>> START
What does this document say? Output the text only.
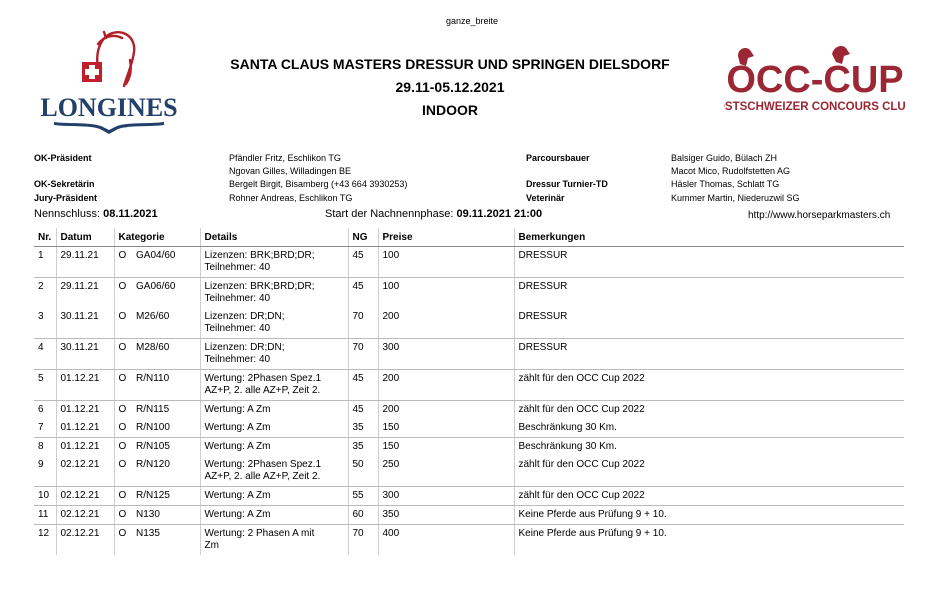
ganze_breite
LONGINES
OCC-CUP
OSTSCHWEIZER CONCOURS CLUB
SANTA CLAUS MASTERS DRESSUR UND SPRINGEN DIELSDORF
29.11-05.12.2021
INDOOR
OK-Präsident	Pfändler Fritz, Eschlikon TG
Ngovan Gilles, Willadingen BE
OK-Sekretärin	Bergelt Birgit, Bisamberg (+43 664 3930253)
Jury-Präsident	Rohner Andreas, Eschlikon TG
Parcoursbauer	Balsiger Guido, Bülach ZH
Macot Mico, Rudolfstetten AG
Dressur Turnier-TD	Häsler Thomas, Schlatt TG
Veterinär	Kummer Martin, Niederuzwil SG
Nennschluss: 08.11.2021	Start der Nachnennphase: 09.11.2021 21:00	http://www.horseparkmasters.ch
Nr.	Datum	Kategorie		Details	NG	Preise	Bemerkungen
1	29.11.21	O	GA04/60	Lizenzen: BRK;BRD;DR;
Teilnehmer: 40	45	100	DRESSUR
2	29.11.21	O	GA06/60	Lizenzen: BRK;BRD;DR;
Teilnehmer: 40	45	100	DRESSUR
3	30.11.21	O	M26/60	Lizenzen: DR;DN;
Teilnehmer: 40	70	200	DRESSUR
4	30.11.21	O	M28/60	Lizenzen: DR;DN;
Teilnehmer: 40	70	300	DRESSUR
5	01.12.21	O	R/N110	Wertung: 2Phasen Spez.1
AZ+P, 2. alle AZ+P, Zeit 2.	45	200	zählt für den OCC Cup 2022
6	01.12.21	O	R/N115	Wertung: A Zm	45	200	zählt für den OCC Cup 2022
7	01.12.21	O	R/N100	Wertung: A Zm	35	150	Beschränkung 30 Km.
8	01.12.21	O	R/N105	Wertung: A Zm	35	150	Beschränkung 30 Km.
9	02.12.21	O	R/N120	Wertung: 2Phasen Spez.1
AZ+P, 2. alle AZ+P, Zeit 2.	50	250	zählt für den OCC Cup 2022
10	02.12.21	O	R/N125	Wertung: A Zm	55	300	zählt für den OCC Cup 2022
11	02.12.21	O	N130	Wertung: A Zm	60	350	Keine Pferde aus Prüfung 9 + 10.
12	02.12.21	O	N135	Wertung: 2 Phasen A mit
Zm	70	400	Keine Pferde aus Prüfung 9 + 10.
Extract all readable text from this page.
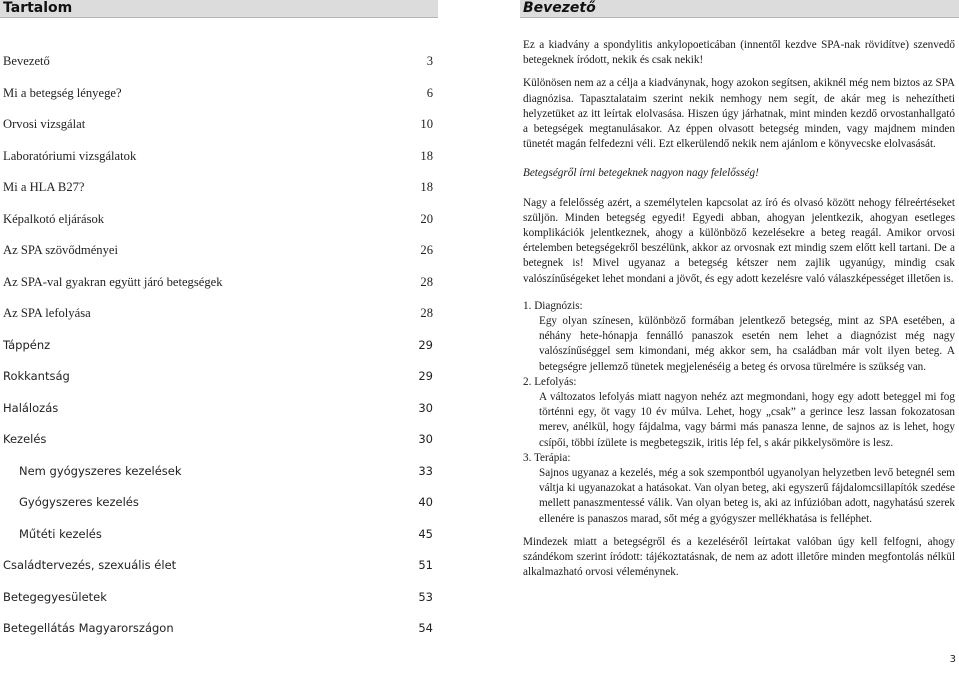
Tartalom
Bevezető	3
Mi a betegség lényege?	6
Orvosi vizsgálat	10
Laboratóriumi vizsgálatok	18
Mi a HLA B27?	18
Képalkotó eljárások	20
Az SPA szövődményei	26
Az SPA-val gyakran együtt járó betegségek	28
Az SPA lefolyása	28
Táppénz	29
Rokkantság	29
Halálozás	30
Kezelés	30
Nem gyógyszeres kezelések	33
Gyógyszeres kezelés	40
Műtéti kezelés	45
Családtervezés, szexuális élet	51
Betegegyesületek	53
Betegellátás Magyarországon	54
Bevezető

Ez a kiadvány a spondylitis ankylopoeticában (innentől kezdve SPA-nak rövidítve) szenvedő betegeknek íródott, nekik és csak nekik!

Különösen nem az a célja a kiadványnak, hogy azokon segítsen, akiknél még nem biztos az SPA diagnózisa. Tapasztalataim szerint nekik nemhogy nem segít, de akár meg is nehezítheti helyzetüket az itt leírtak elolvasása. Hiszen úgy járhatnak, mint minden kezdő orvostanhallgató a betegségek megtanulásakor. Az éppen olvasott betegség minden, vagy majdnem minden tünetét magán felfedezni véli. Ezt elkerülendő nekik nem ajánlom e könyvecske elolvasását.

Betegségről írni betegeknek nagyon nagy felelősség!

Nagy a felelősség azért, a személytelen kapcsolat az író és olvasó között nehogy félreértéseket szüljön. Minden betegség egyedi! Egyedi abban, ahogyan jelentkezik, ahogyan esetleges komplikációk jelentkeznek, ahogy a különböző kezelésekre a beteg reagál. Amikor orvosi értelemben betegségekről beszélünk, akkor az orvosnak ezt mindig szem előtt kell tartani. De a betegnek is! Mivel ugyanaz a betegség kétszer nem zajlik ugyanúgy, mindig csak valószínűségeket lehet mondani a jövőt, és egy adott kezelésre való válaszképességet illetően is.

1. Diagnózis:
Egy olyan színesen, különböző formában jelentkező betegség, mint az SPA esetében, a néhány hete-hónapja fennálló panaszok esetén nem lehet a diagnózist még nagy valószínűséggel sem kimondani, még akkor sem, ha családban már volt ilyen beteg. A betegségre jellemző tünetek megjelenéséig a beteg és orvosa türelmére is szükség van.
2. Lefolyás:
A változatos lefolyás miatt nagyon nehéz azt megmondani, hogy egy adott beteggel mi fog történni egy, öt vagy 10 év múlva. Lehet, hogy „csak” a gerince lesz lassan fokozatosan merev, anélkül, hogy fájdalma, vagy bármi más panasza lenne, de sajnos az is lehet, hogy csípői, többi ízülete is megbetegszik, iritis lép fel, s akár pikkelysömöre is lesz.
3. Terápia:
Sajnos ugyanaz a kezelés, még a sok szempontból ugyanolyan helyzetben levő betegnél sem váltja ki ugyanazokat a hatásokat. Van olyan beteg, aki egyszerű fájdalomcsillapítók szedése mellett panaszmentessé válik. Van olyan beteg is, aki az infúzióban adott, nagyhatású szerek ellenére is panaszos marad, sőt még a gyógyszer mellékhatása is felléphet.

Mindezek miatt a betegségről és a kezeléséről leírtakat valóban úgy kell felfogni, ahogy szándékom szerint íródott: tájékoztatásnak, de nem az adott illetőre minden megfontolás nélkül alkalmazható orvosi véleménynek.

3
>> END
→ **Written problem**
Extract each line holding the string "zählt".

→ **Solved exercise**
AZ+P, 2. alle AZ+P, Zeit 2.	45	200	zählt für den OCC Cup 2022
6	01.12.21	O	R/N115	Wertung: A Zm	45	200	zählt für den OCC Cup 2022
AZ+P, 2. alle AZ+P, Zeit 2.	50	250	zählt für den OCC Cup 2022
10	02.12.21	O	R/N125	Wertung: A Zm	55	300	zählt für den OCC Cup 2022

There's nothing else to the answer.